Count lines with the string "during" in them. State the number alone.

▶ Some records
________________

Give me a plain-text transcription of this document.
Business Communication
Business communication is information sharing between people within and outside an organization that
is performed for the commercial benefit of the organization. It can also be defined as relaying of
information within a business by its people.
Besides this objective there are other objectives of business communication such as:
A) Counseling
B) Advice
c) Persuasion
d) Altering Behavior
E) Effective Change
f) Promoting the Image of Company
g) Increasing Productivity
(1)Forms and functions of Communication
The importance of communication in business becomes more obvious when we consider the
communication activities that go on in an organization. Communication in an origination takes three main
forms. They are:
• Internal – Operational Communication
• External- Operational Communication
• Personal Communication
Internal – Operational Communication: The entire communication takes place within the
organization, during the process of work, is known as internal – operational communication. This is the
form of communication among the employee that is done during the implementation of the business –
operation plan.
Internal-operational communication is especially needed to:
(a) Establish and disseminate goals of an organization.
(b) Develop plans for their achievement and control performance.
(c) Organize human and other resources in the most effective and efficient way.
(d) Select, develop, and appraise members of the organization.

________________

▶ Response for this exercise
2